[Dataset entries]
····················

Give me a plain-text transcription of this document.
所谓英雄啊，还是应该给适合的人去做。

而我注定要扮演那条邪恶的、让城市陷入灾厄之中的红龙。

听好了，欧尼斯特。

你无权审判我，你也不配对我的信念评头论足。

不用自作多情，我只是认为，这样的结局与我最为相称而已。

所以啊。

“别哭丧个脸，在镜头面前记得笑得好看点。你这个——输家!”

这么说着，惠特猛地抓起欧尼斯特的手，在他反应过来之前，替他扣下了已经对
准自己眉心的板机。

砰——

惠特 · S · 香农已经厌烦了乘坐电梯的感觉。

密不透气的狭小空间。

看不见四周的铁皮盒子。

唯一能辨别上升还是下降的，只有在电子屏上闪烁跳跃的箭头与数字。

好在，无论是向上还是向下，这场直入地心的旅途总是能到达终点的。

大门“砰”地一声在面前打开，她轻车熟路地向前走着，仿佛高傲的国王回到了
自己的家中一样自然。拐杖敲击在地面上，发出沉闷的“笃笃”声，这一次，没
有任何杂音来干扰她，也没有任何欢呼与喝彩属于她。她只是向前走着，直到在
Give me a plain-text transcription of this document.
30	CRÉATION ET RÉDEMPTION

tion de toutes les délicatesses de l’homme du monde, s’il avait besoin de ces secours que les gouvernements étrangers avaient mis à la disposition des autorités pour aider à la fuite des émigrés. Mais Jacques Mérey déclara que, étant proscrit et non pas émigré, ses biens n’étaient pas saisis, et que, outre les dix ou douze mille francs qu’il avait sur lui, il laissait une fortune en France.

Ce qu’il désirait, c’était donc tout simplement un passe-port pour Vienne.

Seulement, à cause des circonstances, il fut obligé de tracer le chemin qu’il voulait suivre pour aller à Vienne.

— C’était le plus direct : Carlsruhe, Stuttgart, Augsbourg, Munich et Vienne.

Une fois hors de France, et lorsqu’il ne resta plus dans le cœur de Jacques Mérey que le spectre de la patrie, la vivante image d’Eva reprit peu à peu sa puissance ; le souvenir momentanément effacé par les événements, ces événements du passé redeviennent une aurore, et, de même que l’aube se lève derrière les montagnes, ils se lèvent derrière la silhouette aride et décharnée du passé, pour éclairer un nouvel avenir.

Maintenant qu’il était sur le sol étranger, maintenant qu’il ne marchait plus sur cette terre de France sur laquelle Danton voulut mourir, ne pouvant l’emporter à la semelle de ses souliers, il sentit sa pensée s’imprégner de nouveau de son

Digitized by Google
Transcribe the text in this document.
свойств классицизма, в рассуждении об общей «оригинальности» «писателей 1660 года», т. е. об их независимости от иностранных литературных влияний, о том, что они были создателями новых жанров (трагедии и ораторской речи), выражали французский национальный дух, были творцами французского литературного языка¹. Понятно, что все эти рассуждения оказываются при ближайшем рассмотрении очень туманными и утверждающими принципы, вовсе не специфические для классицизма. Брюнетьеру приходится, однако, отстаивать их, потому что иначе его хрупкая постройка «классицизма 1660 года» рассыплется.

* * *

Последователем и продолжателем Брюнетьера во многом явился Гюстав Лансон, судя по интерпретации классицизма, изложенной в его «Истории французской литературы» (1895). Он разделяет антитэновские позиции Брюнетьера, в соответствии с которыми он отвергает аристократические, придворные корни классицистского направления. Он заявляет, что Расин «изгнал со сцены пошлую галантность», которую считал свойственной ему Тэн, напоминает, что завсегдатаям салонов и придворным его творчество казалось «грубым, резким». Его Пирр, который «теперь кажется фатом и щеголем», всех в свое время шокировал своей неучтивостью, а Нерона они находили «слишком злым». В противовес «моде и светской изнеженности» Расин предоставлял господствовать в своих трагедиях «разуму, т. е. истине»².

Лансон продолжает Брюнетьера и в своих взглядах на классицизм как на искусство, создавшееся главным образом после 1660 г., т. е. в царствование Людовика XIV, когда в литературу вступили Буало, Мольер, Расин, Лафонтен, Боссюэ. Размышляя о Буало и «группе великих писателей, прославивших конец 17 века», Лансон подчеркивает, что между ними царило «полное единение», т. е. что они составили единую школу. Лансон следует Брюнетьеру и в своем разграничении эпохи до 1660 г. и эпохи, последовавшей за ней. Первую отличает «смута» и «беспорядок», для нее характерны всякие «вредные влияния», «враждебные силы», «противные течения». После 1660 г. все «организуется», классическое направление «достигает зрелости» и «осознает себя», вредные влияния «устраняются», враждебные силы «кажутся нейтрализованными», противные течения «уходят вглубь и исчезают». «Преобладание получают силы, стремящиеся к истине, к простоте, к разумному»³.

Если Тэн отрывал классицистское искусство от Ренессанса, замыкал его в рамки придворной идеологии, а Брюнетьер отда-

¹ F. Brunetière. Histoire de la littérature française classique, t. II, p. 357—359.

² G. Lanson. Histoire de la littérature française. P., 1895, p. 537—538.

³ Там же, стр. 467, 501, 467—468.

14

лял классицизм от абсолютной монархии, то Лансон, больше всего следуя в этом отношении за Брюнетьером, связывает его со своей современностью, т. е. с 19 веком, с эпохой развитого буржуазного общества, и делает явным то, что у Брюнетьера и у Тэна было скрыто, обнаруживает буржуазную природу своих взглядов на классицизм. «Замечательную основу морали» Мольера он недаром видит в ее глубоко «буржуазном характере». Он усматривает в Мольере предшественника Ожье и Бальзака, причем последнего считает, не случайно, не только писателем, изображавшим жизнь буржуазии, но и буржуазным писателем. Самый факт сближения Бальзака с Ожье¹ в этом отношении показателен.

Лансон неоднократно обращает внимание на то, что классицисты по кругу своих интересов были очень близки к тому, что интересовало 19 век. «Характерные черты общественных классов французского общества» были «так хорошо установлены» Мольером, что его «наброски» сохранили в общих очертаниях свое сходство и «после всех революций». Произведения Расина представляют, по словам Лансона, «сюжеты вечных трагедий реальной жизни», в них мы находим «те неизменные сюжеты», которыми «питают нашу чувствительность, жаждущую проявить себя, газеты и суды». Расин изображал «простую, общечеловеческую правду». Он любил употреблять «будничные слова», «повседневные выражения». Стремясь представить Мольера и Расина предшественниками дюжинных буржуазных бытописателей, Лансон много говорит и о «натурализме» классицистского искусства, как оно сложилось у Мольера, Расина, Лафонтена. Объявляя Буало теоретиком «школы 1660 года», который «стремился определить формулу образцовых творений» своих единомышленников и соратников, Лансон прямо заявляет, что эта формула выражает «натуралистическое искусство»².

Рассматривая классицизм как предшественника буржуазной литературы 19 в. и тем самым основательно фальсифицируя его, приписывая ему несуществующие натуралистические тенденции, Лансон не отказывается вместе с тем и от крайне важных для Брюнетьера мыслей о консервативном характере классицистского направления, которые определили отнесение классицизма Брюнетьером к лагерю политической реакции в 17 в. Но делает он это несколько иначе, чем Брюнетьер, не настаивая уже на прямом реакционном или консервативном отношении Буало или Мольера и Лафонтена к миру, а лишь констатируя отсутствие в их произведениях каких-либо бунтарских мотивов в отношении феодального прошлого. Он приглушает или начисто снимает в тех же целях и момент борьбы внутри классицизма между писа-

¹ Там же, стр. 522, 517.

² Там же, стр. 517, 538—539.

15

····················

Exercise brief: Reproduce the full listing exactly.

Response:
Give me a plain-text transcription of this document.
所谓英雄啊，还是应该给适合的人去做。

而我注定要扮演那条邪恶的、让城市陷入灾厄之中的红龙。

听好了，欧尼斯特。

你无权审判我，你也不配对我的信念评头论足。

不用自作多情，我只是认为，这样的结局与我最为相称而已。

所以啊。

“别哭丧个脸，在镜头面前记得笑得好看点。你这个——输家!”

这么说着，惠特猛地抓起欧尼斯特的手，在他反应过来之前，替他扣下了已经对
准自己眉心的板机。

砰——

惠特 · S · 香农已经厌烦了乘坐电梯的感觉。

密不透气的狭小空间。

看不见四周的铁皮盒子。

唯一能辨别上升还是下降的，只有在电子屏上闪烁跳跃的箭头与数字。

好在，无论是向上还是向下，这场直入地心的旅途总是能到达终点的。

大门“砰”地一声在面前打开，她轻车熟路地向前走着，仿佛高傲的国王回到了
自己的家中一样自然。拐杖敲击在地面上，发出沉闷的“笃笃”声，这一次，没
有任何杂音来干扰她，也没有任何欢呼与喝彩属于她。她只是向前走着，直到在
Give me a plain-text transcription of this document.
30	CRÉATION ET RÉDEMPTION

tion de toutes les délicatesses de l’homme du monde, s’il avait besoin de ces secours que les gouvernements étrangers avaient mis à la disposition des autorités pour aider à la fuite des émigrés. Mais Jacques Mérey déclara que, étant proscrit et non pas émigré, ses biens n’étaient pas saisis, et que, outre les dix ou douze mille francs qu’il avait sur lui, il laissait une fortune en France.

Ce qu’il désirait, c’était donc tout simplement un passe-port pour Vienne.

Seulement, à cause des circonstances, il fut obligé de tracer le chemin qu’il voulait suivre pour aller à Vienne.

— C’était le plus direct : Carlsruhe, Stuttgart, Augsbourg, Munich et Vienne.

Une fois hors de France, et lorsqu’il ne resta plus dans le cœur de Jacques Mérey que le spectre de la patrie, la vivante image d’Eva reprit peu à peu sa puissance ; le souvenir momentanément effacé par les événements, ces événements du passé redeviennent une aurore, et, de même que l’aube se lève derrière les montagnes, ils se lèvent derrière la silhouette aride et décharnée du passé, pour éclairer un nouvel avenir.

Maintenant qu’il était sur le sol étranger, maintenant qu’il ne marchait plus sur cette terre de France sur laquelle Danton voulut mourir, ne pouvant l’emporter à la semelle de ses souliers, il sentit sa pensée s’imprégner de nouveau de son

Digitized by Google
Transcribe the text in this document.
свойств классицизма, в рассуждении об общей «оригинальности» «писателей 1660 года», т. е. об их независимости от иностранных литературных влияний, о том, что они были создателями новых жанров (трагедии и ораторской речи), выражали французский национальный дух, были творцами французского литературного языка¹. Понятно, что все эти рассуждения оказываются при ближайшем рассмотрении очень туманными и утверждающими принципы, вовсе не специфические для классицизма. Брюнетьеру приходится, однако, отстаивать их, потому что иначе его хрупкая постройка «классицизма 1660 года» рассыплется.

* * *

Последователем и продолжателем Брюнетьера во многом явился Гюстав Лансон, судя по интерпретации классицизма, изложенной в его «Истории французской литературы» (1895). Он разделяет антитэновские позиции Брюнетьера, в соответствии с которыми он отвергает аристократические, придворные корни классицистского направления. Он заявляет, что Расин «изгнал со сцены пошлую галантность», которую считал свойственной ему Тэн, напоминает, что завсегдатаям салонов и придворным его творчество казалось «грубым, резким». Его Пирр, который «теперь кажется фатом и щеголем», всех в свое время шокировал своей неучтивостью, а Нерона они находили «слишком злым». В противовес «моде и светской изнеженности» Расин предоставлял господствовать в своих трагедиях «разуму, т. е. истине»².

Лансон продолжает Брюнетьера и в своих взглядах на классицизм как на искусство, создавшееся главным образом после 1660 г., т. е. в царствование Людовика XIV, когда в литературу вступили Буало, Мольер, Расин, Лафонтен, Боссюэ. Размышляя о Буало и «группе великих писателей, прославивших конец 17 века», Лансон подчеркивает, что между ними царило «полное единение», т. е. что они составили единую школу. Лансон следует Брюнетьеру и в своем разграничении эпохи до 1660 г. и эпохи, последовавшей за ней. Первую отличает «смута» и «беспорядок», для нее характерны всякие «вредные влияния», «враждебные силы», «противные течения». После 1660 г. все «организуется», классическое направление «достигает зрелости» и «осознает себя», вредные влияния «устраняются», враждебные силы «кажутся нейтрализованными», противные течения «уходят вглубь и исчезают». «Преобладание получают силы, стремящиеся к истине, к простоте, к разумному»³.

Если Тэн отрывал классицистское искусство от Ренессанса, замыкал его в рамки придворной идеологии, а Брюнетьер отда-

¹ F. Brunetière. Histoire de la littérature française classique, t. II, p. 357—359.

² G. Lanson. Histoire de la littérature française. P., 1895, p. 537—538.

³ Там же, стр. 467, 501, 467—468.

14

лял классицизм от абсолютной монархии, то Лансон, больше всего следуя в этом отношении за Брюнетьером, связывает его со своей современностью, т. е. с 19 веком, с эпохой развитого буржуазного общества, и делает явным то, что у Брюнетьера и у Тэна было скрыто, обнаруживает буржуазную природу своих взглядов на классицизм. «Замечательную основу морали» Мольера он недаром видит в ее глубоко «буржуазном характере». Он усматривает в Мольере предшественника Ожье и Бальзака, причем последнего считает, не случайно, не только писателем, изображавшим жизнь буржуазии, но и буржуазным писателем. Самый факт сближения Бальзака с Ожье¹ в этом отношении показателен.

Лансон неоднократно обращает внимание на то, что классицисты по кругу своих интересов были очень близки к тому, что интересовало 19 век. «Характерные черты общественных классов французского общества» были «так хорошо установлены» Мольером, что его «наброски» сохранили в общих очертаниях свое сходство и «после всех революций». Произведения Расина представляют, по словам Лансона, «сюжеты вечных трагедий реальной жизни», в них мы находим «те неизменные сюжеты», которыми «питают нашу чувствительность, жаждущую проявить себя, газеты и суды». Расин изображал «простую, общечеловеческую правду». Он любил употреблять «будничные слова», «повседневные выражения». Стремясь представить Мольера и Расина предшественниками дюжинных буржуазных бытописателей, Лансон много говорит и о «натурализме» классицистского искусства, как оно сложилось у Мольера, Расина, Лафонтена. Объявляя Буало теоретиком «школы 1660 года», который «стремился определить формулу образцовых творений» своих единомышленников и соратников, Лансон прямо заявляет, что эта формула выражает «натуралистическое искусство»².

Рассматривая классицизм как предшественника буржуазной литературы 19 в. и тем самым основательно фальсифицируя его, приписывая ему несуществующие натуралистические тенденции, Лансон не отказывается вместе с тем и от крайне важных для Брюнетьера мыслей о консервативном характере классицистского направления, которые определили отнесение классицизма Брюнетьером к лагерю политической реакции в 17 в. Но делает он это несколько иначе, чем Брюнетьер, не настаивая уже на прямом реакционном или консервативном отношении Буало или Мольера и Лафонтена к миру, а лишь констатируя отсутствие в их произведениях каких-либо бунтарских мотивов в отношении феодального прошлого. Он приглушает или начисто снимает в тех же целях и момент борьбы внутри классицизма между писа-

¹ Там же, стр. 522, 517.

² Там же, стр. 517, 538—539.

15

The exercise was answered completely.